**To do:** Determine the number of lines that have the string "overall" in them, and give only that number.

—————

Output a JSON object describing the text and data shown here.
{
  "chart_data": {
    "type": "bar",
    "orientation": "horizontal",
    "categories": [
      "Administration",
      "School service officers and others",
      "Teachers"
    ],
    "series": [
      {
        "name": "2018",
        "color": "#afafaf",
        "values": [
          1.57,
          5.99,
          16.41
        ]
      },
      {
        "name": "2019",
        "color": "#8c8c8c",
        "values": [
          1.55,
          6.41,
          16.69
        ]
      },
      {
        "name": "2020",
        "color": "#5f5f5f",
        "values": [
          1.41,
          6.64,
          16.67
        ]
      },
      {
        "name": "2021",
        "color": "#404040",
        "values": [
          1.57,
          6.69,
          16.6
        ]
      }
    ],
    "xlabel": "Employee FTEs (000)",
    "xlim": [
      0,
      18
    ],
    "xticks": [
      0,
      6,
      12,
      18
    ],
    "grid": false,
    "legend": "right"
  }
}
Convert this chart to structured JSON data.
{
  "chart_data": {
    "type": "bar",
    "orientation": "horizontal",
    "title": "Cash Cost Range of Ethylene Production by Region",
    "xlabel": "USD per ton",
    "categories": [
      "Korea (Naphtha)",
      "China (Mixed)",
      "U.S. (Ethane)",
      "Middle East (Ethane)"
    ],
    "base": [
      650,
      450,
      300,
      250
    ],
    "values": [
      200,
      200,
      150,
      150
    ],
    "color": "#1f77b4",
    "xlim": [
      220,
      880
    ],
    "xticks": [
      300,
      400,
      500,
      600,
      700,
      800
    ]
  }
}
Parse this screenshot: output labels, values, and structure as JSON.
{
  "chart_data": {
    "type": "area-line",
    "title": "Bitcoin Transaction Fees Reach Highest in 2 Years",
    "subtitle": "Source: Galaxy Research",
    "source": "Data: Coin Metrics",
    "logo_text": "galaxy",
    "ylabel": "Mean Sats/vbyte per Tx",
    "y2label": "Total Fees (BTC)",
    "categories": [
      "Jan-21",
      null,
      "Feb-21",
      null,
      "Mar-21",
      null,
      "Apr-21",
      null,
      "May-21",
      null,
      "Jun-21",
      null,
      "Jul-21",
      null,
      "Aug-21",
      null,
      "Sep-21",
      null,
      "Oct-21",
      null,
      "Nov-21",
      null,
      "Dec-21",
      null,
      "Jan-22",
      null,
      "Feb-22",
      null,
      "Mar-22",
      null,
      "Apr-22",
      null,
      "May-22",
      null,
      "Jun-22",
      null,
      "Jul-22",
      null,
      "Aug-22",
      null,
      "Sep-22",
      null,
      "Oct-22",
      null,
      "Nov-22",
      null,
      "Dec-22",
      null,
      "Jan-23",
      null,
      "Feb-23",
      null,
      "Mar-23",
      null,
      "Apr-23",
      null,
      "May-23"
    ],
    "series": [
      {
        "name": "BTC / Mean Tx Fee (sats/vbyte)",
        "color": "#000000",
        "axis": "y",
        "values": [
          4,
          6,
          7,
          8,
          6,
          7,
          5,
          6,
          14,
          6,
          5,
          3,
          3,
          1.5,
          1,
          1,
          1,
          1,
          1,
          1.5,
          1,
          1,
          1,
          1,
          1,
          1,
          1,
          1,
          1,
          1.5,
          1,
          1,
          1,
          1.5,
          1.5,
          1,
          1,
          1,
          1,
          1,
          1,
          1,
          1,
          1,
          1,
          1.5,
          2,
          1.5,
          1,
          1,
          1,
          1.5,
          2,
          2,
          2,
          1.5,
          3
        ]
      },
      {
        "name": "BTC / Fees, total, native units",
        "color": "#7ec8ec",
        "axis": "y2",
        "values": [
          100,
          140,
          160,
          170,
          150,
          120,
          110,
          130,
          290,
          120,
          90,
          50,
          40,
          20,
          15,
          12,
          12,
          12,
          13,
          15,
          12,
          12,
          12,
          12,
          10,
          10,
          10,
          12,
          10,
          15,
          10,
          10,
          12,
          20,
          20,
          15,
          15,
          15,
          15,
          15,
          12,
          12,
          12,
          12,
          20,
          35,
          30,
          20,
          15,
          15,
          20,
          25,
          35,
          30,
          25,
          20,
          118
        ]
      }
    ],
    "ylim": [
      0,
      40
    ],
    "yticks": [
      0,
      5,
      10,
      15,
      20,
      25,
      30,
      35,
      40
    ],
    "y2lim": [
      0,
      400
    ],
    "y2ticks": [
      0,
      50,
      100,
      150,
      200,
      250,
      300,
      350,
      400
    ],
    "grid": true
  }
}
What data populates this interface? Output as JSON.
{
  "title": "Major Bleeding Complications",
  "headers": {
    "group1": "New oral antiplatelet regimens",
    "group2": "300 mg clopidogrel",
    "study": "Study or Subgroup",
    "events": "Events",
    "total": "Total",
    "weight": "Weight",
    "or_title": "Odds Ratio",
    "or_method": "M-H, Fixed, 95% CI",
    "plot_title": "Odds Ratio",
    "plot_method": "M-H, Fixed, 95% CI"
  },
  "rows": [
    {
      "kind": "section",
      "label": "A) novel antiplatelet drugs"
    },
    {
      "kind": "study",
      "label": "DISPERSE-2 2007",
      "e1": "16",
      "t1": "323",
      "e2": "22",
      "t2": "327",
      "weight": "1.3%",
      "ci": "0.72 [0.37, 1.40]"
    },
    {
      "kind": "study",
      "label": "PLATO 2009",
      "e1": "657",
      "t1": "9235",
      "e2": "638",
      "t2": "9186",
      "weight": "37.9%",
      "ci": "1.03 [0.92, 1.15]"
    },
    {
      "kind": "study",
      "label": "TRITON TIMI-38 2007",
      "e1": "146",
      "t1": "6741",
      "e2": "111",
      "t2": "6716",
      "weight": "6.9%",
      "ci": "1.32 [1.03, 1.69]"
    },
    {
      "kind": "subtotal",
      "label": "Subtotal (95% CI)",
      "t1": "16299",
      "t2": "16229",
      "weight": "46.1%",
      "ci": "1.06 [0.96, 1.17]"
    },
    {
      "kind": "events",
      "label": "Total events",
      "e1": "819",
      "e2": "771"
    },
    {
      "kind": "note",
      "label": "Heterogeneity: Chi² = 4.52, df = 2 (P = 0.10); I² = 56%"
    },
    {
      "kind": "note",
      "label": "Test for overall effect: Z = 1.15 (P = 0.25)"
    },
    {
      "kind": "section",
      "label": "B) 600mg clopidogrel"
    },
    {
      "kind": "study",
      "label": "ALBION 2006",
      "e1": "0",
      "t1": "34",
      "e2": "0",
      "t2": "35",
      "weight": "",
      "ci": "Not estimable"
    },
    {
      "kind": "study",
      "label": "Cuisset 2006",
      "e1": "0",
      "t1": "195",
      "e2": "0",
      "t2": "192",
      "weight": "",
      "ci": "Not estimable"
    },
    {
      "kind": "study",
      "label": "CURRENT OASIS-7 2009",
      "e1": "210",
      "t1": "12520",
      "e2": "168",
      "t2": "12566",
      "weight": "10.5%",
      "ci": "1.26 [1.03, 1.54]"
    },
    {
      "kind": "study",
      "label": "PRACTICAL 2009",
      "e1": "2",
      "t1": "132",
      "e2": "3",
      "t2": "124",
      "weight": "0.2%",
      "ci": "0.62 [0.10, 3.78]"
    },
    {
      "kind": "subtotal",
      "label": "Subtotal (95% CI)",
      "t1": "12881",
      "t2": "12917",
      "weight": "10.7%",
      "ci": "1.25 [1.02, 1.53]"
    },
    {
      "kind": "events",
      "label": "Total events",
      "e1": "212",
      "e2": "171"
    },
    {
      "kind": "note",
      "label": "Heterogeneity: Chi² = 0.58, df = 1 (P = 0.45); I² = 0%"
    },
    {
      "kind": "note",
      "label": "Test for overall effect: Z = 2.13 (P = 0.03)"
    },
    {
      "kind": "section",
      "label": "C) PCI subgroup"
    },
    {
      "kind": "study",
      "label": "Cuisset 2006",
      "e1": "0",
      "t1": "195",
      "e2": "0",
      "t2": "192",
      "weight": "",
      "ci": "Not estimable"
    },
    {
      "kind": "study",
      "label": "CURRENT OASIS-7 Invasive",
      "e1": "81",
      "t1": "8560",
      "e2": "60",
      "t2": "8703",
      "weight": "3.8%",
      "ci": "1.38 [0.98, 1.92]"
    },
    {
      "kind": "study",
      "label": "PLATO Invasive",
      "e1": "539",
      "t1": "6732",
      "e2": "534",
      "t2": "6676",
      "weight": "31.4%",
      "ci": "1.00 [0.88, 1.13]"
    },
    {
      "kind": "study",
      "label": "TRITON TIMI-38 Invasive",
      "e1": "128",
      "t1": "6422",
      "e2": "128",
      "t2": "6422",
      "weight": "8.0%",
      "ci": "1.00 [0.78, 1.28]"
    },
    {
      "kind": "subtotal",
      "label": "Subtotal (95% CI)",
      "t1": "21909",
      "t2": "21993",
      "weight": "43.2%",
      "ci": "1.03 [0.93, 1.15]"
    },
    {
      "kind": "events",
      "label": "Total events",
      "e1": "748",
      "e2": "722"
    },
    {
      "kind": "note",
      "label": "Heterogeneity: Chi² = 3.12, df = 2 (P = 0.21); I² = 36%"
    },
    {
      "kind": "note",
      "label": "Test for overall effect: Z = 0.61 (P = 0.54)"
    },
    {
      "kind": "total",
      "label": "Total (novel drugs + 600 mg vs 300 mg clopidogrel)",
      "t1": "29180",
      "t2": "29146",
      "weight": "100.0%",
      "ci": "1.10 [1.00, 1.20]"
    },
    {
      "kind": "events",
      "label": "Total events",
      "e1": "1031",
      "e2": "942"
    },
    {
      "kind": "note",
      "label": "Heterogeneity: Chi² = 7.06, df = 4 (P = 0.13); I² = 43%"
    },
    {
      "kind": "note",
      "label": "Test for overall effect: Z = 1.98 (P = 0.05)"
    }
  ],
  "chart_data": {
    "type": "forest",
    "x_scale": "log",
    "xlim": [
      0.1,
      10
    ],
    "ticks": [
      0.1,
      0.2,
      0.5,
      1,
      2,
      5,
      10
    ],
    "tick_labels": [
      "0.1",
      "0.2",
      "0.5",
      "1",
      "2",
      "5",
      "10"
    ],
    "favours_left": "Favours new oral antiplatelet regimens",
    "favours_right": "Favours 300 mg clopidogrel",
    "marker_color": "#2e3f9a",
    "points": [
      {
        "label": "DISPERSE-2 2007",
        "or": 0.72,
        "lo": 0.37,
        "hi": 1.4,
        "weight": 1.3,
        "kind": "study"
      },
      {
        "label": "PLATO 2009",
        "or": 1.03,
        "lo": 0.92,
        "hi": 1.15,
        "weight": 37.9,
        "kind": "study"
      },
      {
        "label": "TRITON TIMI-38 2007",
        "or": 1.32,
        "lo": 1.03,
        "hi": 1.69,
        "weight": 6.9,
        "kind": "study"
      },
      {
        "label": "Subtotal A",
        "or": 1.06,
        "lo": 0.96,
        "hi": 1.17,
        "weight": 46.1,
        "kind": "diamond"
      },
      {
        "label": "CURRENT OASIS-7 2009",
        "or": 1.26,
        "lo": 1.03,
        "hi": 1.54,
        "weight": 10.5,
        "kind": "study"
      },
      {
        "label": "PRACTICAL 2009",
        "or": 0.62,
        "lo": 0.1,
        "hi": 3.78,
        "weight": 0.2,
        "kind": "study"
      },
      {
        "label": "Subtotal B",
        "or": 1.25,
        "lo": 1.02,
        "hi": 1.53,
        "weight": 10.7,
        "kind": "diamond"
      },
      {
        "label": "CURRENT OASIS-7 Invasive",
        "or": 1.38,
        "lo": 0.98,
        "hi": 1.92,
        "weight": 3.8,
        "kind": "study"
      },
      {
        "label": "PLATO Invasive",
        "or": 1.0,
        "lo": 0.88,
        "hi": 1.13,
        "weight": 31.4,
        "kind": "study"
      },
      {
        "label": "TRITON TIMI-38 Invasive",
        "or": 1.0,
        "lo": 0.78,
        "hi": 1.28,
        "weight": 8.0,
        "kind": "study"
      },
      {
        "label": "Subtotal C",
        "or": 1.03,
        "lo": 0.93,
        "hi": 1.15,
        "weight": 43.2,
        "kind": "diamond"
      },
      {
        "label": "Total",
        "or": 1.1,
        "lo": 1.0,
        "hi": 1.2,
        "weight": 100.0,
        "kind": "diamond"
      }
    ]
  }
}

—————

**Answer to the task:** 4